- TASK STATEMENT:
In the following material, identify every line holding the string "economic" and return it.

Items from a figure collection
▽

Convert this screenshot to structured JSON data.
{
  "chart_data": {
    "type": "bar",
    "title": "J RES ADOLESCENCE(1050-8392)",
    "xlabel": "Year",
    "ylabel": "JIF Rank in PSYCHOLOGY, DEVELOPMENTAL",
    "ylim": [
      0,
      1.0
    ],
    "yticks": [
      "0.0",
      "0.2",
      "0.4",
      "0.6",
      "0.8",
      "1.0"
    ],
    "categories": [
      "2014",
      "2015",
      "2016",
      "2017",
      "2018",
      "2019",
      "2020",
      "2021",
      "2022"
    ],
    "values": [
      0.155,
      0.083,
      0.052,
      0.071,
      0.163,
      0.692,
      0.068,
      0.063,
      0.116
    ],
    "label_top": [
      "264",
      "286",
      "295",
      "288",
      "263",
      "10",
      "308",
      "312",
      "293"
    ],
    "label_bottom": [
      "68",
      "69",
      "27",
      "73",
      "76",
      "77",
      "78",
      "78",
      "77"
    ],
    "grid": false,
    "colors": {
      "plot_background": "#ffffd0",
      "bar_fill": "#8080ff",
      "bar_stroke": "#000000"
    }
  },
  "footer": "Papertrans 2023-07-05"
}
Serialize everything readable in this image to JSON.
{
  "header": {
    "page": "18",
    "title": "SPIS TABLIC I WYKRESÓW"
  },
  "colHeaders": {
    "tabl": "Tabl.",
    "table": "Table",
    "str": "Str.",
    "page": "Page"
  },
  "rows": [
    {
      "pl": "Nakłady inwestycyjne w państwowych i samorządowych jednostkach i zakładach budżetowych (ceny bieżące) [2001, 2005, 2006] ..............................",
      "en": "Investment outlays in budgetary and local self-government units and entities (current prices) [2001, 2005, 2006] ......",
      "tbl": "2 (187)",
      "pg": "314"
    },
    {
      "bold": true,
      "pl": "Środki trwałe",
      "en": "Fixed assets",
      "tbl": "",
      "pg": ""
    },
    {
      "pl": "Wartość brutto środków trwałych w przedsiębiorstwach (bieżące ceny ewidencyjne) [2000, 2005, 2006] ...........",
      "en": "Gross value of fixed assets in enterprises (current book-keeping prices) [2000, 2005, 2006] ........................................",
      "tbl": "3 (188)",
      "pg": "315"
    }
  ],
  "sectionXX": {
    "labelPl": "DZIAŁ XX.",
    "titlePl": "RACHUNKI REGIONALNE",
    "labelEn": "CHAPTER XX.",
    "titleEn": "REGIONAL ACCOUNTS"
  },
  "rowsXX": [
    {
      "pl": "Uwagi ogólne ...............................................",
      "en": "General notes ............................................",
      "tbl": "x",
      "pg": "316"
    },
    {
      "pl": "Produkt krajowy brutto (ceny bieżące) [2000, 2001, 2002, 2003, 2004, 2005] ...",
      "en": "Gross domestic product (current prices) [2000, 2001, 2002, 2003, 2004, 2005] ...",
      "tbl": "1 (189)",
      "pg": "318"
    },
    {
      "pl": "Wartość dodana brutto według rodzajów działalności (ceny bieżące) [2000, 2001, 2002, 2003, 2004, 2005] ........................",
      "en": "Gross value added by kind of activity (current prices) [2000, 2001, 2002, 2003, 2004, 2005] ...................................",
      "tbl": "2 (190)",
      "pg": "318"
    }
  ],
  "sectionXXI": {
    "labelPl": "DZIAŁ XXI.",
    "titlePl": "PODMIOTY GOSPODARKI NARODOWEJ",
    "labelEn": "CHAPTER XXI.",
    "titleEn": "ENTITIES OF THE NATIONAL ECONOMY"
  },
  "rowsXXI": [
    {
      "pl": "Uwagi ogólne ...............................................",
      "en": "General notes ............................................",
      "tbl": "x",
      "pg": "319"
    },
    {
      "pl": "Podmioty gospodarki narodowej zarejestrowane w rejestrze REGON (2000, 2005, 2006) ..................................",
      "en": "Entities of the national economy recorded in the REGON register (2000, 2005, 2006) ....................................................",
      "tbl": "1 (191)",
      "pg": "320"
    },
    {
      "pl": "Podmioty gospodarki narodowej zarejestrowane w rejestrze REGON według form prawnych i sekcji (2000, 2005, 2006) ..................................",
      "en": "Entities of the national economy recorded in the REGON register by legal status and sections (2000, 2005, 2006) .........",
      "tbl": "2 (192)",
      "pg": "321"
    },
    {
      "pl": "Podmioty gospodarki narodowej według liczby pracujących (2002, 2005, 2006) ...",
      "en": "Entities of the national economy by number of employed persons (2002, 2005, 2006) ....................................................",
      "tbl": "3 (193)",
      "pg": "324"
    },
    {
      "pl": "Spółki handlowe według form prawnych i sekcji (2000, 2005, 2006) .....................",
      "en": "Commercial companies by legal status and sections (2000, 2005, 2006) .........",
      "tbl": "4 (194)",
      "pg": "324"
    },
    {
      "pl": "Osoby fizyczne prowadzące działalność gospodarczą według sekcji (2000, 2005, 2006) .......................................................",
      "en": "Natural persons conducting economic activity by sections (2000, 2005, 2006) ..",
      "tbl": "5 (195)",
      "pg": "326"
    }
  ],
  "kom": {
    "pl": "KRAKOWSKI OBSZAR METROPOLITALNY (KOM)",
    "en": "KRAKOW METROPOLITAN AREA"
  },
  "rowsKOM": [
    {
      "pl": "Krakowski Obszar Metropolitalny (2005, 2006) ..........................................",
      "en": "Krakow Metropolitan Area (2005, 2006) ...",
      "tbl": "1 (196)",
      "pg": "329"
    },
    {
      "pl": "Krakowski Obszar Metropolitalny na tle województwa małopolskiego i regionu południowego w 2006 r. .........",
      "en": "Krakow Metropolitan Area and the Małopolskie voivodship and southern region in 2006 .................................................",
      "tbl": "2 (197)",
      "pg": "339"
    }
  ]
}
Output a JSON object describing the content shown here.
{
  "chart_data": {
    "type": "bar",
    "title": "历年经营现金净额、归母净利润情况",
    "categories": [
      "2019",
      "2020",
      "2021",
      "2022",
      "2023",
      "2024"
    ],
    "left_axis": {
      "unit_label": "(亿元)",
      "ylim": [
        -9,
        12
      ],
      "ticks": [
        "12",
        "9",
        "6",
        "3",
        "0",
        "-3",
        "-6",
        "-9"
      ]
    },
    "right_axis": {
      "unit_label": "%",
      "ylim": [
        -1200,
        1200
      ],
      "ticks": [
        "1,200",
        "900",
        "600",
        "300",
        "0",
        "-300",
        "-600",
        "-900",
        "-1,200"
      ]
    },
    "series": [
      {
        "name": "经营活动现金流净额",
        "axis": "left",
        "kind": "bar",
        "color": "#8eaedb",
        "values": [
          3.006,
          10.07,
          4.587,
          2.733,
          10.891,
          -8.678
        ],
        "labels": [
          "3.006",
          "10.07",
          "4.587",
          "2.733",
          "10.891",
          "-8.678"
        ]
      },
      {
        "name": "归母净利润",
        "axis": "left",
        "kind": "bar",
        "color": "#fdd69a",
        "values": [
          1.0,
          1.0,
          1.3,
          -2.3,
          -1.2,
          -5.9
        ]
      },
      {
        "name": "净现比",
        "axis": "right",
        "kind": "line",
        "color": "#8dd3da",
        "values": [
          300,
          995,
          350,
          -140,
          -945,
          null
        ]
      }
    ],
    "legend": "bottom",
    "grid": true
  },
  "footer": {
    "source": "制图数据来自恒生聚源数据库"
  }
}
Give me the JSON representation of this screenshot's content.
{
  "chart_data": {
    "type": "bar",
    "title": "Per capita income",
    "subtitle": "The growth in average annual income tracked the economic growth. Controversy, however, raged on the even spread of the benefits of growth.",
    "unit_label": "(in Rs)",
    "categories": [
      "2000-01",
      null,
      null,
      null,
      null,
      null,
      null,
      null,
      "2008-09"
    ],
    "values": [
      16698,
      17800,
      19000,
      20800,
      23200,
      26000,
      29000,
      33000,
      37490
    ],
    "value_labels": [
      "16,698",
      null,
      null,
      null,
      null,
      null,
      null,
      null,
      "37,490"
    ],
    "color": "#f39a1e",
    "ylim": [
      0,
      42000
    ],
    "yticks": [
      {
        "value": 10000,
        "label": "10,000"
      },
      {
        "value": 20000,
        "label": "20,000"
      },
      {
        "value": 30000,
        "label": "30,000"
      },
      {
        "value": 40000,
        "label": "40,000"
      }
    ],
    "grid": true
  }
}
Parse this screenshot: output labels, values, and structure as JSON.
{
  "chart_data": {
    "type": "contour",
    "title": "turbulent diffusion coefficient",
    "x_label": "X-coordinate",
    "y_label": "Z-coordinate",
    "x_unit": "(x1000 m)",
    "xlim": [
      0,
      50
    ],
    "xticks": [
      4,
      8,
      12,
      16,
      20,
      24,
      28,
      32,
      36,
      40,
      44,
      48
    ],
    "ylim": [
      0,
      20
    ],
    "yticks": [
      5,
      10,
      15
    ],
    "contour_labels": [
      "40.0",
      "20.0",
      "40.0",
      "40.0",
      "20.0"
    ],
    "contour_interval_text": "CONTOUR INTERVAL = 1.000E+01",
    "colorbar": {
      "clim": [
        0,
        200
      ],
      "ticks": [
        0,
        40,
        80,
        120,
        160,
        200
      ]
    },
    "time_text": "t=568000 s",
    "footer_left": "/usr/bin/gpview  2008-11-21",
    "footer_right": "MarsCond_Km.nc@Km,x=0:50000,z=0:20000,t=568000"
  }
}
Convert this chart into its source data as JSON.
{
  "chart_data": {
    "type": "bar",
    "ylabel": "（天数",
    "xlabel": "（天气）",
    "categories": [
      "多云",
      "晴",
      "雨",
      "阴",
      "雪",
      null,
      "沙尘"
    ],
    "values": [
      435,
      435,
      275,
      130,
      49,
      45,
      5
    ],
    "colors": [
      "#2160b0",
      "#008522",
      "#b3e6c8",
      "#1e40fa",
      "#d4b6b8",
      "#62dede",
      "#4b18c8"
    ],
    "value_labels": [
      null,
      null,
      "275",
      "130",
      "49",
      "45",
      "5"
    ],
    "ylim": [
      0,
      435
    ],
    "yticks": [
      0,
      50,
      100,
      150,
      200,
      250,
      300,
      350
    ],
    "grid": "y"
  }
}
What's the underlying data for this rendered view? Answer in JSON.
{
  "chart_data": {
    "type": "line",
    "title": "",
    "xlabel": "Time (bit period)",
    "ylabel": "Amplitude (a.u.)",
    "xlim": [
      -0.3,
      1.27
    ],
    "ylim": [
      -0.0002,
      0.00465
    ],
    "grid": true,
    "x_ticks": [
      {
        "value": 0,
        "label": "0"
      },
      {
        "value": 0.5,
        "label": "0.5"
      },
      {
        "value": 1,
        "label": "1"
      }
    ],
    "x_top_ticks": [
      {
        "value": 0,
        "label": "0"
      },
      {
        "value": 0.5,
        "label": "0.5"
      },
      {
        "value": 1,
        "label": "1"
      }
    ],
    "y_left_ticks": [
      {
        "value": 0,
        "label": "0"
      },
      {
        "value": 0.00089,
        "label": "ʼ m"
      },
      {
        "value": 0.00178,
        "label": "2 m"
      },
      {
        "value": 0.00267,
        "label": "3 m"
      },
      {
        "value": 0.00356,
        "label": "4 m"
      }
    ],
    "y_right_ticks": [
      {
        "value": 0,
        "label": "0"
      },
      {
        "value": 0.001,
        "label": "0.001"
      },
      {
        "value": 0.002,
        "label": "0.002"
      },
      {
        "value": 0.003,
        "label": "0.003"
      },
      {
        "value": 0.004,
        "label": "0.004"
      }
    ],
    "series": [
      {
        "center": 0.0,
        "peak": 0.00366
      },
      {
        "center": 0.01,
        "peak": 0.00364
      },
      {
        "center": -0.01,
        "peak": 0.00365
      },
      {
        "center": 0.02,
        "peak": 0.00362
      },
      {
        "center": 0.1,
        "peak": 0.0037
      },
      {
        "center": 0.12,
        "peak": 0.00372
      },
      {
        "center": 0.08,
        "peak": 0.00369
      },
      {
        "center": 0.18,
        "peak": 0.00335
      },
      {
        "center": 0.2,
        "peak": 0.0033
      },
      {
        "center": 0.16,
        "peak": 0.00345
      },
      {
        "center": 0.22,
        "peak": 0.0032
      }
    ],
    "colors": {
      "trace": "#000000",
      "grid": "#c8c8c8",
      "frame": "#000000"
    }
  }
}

△

- OUTPUT BELOW:
      "en": "Natural persons conducting economic activity by sections (2000, 2005, 2006) ..",
    "subtitle": "The growth in average annual income tracked the economic growth. Controversy, however, raged on the even spread of the benefits of growth.",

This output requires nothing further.